What the exercise asks: Only lines holding the word "febbraio" should be copied from the material.

[Saved entries]
● ● ● ● ● ● ●

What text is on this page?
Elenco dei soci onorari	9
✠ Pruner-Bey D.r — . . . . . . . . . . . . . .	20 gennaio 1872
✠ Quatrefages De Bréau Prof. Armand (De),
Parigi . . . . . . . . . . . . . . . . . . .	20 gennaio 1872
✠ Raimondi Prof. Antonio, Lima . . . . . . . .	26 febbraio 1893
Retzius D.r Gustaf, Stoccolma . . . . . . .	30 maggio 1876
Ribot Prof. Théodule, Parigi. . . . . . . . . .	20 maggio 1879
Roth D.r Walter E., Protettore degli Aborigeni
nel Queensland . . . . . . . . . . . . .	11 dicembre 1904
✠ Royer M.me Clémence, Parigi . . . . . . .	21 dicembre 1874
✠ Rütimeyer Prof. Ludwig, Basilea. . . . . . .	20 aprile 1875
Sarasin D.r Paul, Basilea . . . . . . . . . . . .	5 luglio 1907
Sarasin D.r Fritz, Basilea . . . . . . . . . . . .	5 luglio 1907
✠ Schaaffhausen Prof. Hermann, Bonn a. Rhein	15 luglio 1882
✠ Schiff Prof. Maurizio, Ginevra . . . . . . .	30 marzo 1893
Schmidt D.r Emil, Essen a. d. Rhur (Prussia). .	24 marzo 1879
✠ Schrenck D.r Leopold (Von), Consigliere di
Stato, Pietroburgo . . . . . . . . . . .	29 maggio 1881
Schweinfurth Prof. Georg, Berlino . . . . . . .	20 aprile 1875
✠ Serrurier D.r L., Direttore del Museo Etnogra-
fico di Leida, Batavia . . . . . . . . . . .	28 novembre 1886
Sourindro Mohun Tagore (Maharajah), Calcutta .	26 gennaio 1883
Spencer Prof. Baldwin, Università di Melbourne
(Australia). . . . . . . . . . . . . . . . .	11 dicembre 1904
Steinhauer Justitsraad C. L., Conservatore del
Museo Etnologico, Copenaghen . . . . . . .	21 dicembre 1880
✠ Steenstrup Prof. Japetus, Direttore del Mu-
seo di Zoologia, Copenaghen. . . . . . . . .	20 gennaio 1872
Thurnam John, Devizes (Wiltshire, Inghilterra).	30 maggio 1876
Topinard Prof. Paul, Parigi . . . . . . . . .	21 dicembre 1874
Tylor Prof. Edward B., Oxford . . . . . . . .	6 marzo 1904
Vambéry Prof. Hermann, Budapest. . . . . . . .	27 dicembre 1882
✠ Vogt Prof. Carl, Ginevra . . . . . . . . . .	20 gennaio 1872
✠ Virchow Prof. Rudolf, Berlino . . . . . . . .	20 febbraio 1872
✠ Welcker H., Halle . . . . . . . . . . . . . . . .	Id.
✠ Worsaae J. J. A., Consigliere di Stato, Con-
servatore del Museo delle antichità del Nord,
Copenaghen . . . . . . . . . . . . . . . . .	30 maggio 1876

● ● ● ● ● ● ●

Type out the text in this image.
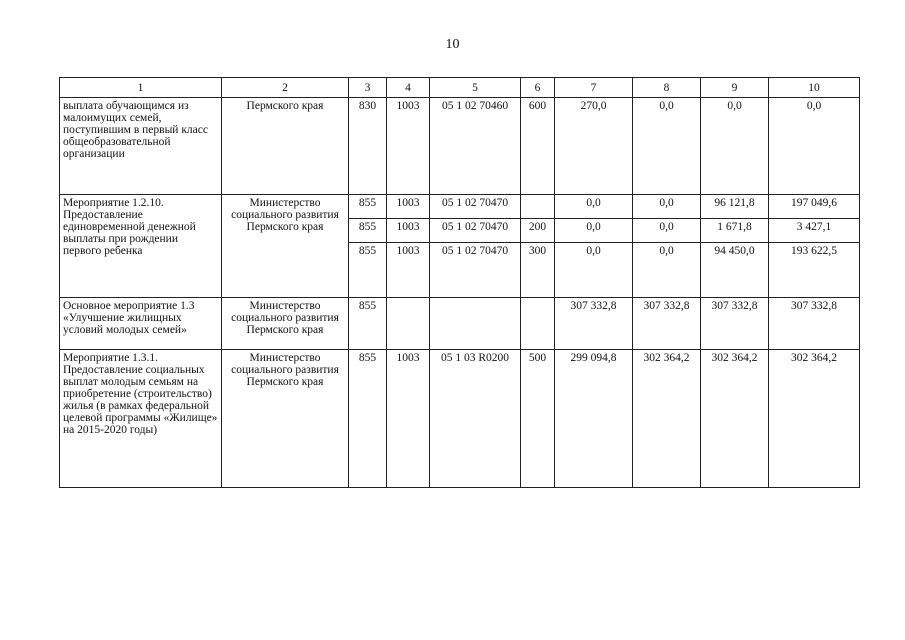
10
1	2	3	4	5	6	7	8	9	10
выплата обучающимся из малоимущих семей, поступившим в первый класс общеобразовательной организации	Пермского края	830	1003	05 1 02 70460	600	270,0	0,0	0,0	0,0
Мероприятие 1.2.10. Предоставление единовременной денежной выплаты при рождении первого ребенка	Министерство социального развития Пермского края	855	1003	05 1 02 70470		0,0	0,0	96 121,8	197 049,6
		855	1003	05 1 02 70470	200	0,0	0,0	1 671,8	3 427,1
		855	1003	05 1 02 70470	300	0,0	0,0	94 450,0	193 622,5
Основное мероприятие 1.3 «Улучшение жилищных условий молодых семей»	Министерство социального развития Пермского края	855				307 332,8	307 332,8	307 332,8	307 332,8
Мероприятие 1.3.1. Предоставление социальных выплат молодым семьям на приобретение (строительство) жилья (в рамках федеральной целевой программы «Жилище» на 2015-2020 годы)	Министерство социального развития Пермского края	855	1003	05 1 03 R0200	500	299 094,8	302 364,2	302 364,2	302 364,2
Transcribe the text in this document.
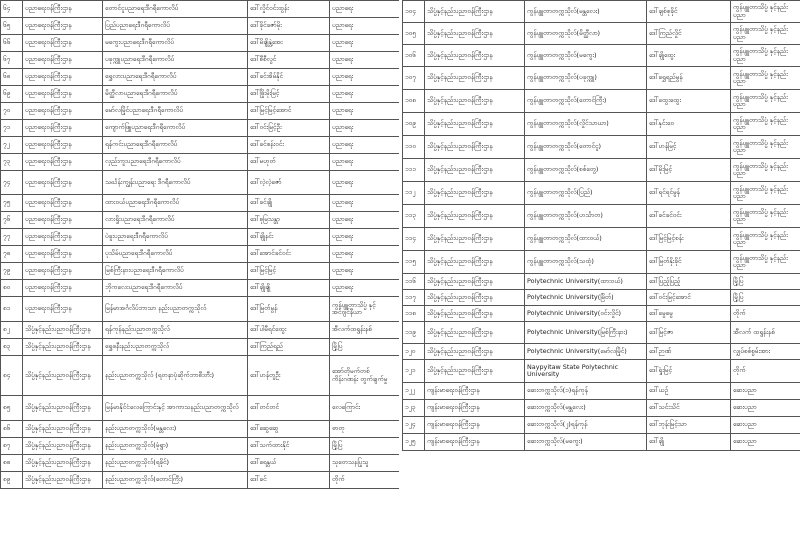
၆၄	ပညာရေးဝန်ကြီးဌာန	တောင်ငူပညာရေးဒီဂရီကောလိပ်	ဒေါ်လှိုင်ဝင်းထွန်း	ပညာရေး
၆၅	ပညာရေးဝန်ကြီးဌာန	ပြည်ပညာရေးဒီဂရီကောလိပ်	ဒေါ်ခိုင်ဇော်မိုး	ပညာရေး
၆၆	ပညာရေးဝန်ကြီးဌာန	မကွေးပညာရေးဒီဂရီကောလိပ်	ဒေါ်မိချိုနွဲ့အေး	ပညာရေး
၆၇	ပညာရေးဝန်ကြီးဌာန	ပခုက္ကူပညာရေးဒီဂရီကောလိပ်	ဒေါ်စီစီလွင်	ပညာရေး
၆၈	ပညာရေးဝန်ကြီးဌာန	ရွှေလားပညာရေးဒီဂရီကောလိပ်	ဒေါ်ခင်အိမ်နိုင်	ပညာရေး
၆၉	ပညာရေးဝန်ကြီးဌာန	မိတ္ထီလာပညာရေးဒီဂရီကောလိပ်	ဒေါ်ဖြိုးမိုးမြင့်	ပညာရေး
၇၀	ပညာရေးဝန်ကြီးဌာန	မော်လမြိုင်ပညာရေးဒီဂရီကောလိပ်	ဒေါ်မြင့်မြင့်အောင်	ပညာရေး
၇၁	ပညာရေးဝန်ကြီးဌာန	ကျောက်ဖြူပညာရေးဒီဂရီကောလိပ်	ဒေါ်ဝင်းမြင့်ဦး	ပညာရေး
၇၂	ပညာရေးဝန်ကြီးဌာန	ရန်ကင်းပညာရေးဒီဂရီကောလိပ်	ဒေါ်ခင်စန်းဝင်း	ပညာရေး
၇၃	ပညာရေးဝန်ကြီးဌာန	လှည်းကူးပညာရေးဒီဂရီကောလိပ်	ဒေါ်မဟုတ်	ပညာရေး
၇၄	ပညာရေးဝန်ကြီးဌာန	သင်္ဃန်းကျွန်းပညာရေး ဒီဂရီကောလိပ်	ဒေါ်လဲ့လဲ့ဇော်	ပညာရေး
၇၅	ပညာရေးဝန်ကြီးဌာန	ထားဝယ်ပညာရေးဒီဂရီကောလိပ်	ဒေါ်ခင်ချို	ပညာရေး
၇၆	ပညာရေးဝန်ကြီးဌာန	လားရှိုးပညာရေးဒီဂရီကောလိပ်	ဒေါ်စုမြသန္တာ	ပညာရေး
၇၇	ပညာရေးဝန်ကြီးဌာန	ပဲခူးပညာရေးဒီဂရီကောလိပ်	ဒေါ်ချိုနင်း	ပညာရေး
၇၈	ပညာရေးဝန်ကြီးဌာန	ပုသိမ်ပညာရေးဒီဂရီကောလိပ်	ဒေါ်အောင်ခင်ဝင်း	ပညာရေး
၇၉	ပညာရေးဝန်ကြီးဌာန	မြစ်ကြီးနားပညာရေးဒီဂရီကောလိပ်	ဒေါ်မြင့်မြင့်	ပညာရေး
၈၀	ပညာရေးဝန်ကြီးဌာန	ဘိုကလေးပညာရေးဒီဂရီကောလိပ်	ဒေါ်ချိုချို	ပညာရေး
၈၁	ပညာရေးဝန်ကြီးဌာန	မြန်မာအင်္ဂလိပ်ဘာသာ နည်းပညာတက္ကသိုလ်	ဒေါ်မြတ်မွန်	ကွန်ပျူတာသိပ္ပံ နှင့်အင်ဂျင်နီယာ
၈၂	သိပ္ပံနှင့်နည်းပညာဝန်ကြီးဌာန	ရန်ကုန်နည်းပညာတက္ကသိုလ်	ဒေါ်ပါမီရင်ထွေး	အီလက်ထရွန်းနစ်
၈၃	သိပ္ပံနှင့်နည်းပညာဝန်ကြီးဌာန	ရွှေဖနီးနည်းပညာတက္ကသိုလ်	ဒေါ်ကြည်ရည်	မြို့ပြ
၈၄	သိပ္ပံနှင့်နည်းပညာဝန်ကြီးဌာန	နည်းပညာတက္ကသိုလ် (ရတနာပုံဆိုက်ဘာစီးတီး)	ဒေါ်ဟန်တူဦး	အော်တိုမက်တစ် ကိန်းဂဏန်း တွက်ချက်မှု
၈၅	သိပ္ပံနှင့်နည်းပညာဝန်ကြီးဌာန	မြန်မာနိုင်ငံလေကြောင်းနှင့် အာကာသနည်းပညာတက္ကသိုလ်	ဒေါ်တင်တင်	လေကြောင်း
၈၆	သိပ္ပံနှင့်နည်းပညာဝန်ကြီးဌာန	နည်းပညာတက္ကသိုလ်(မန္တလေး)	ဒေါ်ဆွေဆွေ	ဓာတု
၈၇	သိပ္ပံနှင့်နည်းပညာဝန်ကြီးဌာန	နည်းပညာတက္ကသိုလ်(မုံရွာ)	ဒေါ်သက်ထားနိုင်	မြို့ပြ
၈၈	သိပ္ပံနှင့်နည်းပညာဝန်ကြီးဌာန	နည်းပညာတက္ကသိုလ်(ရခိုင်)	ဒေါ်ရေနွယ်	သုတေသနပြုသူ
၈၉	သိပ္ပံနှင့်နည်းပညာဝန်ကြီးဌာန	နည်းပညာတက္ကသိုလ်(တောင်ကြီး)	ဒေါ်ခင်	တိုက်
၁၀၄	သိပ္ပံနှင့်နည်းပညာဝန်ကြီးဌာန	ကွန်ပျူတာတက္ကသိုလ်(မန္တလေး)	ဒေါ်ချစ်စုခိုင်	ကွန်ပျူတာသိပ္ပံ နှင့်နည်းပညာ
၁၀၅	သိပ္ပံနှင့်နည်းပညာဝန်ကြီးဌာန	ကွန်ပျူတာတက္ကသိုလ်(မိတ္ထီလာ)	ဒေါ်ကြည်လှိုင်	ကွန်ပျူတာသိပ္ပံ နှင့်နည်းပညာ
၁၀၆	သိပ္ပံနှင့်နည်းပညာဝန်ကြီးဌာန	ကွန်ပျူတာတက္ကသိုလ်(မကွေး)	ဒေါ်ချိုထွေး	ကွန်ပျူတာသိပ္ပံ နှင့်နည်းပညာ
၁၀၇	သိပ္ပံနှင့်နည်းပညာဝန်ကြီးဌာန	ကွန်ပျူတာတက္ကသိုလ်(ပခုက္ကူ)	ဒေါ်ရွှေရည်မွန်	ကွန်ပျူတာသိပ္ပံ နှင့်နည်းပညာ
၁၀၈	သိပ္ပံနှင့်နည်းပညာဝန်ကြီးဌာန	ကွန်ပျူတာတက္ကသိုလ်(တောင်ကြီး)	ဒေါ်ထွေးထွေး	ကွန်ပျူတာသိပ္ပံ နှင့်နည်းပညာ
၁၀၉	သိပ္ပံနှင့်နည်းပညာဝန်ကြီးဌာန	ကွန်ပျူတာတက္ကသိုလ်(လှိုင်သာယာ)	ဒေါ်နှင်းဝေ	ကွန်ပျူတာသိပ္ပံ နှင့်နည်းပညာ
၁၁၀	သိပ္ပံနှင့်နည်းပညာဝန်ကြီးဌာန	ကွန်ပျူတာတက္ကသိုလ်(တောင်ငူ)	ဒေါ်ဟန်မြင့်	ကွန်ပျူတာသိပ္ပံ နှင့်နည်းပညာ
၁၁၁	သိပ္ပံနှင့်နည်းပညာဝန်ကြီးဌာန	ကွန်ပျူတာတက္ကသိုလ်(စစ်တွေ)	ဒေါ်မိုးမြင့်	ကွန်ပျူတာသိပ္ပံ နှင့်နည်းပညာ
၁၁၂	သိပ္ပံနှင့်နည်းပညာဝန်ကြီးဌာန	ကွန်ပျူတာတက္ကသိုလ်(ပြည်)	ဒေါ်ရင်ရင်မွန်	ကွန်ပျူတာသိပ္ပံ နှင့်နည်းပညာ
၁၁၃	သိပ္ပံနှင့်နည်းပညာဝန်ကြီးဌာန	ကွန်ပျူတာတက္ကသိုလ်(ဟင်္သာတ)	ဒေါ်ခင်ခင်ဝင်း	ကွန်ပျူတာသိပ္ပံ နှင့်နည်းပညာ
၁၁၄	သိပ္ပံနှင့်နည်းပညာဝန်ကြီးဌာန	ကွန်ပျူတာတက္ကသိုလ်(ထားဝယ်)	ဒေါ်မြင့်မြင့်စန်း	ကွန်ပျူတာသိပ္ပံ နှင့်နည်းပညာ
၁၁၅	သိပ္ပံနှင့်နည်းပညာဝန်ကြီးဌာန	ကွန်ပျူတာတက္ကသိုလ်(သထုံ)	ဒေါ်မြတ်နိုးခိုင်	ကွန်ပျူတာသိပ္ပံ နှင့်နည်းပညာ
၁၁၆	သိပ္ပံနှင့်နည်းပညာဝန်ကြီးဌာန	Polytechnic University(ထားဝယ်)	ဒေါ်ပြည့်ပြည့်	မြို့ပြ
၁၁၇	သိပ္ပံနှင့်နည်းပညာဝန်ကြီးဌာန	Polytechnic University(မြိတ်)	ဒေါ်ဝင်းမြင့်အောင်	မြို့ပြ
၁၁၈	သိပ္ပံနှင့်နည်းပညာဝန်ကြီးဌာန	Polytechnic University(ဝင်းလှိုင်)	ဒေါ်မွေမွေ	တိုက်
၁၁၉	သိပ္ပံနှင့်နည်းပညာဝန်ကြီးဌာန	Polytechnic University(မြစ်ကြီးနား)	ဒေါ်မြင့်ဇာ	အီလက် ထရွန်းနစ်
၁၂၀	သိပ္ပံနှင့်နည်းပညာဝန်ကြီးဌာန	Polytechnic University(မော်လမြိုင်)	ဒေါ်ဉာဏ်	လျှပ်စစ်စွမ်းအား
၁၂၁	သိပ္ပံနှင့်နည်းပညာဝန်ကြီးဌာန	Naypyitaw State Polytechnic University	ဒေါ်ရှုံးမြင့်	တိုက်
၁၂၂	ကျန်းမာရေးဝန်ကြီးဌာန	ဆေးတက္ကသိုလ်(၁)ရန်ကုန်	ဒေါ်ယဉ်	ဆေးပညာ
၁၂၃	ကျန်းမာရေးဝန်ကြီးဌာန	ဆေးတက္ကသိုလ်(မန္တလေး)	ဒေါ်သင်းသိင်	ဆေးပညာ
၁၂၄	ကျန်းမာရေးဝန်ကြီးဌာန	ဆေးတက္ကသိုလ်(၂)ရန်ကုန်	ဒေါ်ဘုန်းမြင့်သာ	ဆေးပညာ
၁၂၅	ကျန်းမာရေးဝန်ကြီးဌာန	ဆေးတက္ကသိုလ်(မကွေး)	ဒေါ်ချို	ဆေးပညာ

● ● ● ● ● ● ●

Correct answer:
✠ Raimondi Prof. Antonio, Lima . . . . . . . .	26 febbraio 1893
✠ Virchow Prof. Rudolf, Berlino . . . . . . . .	20 febbraio 1872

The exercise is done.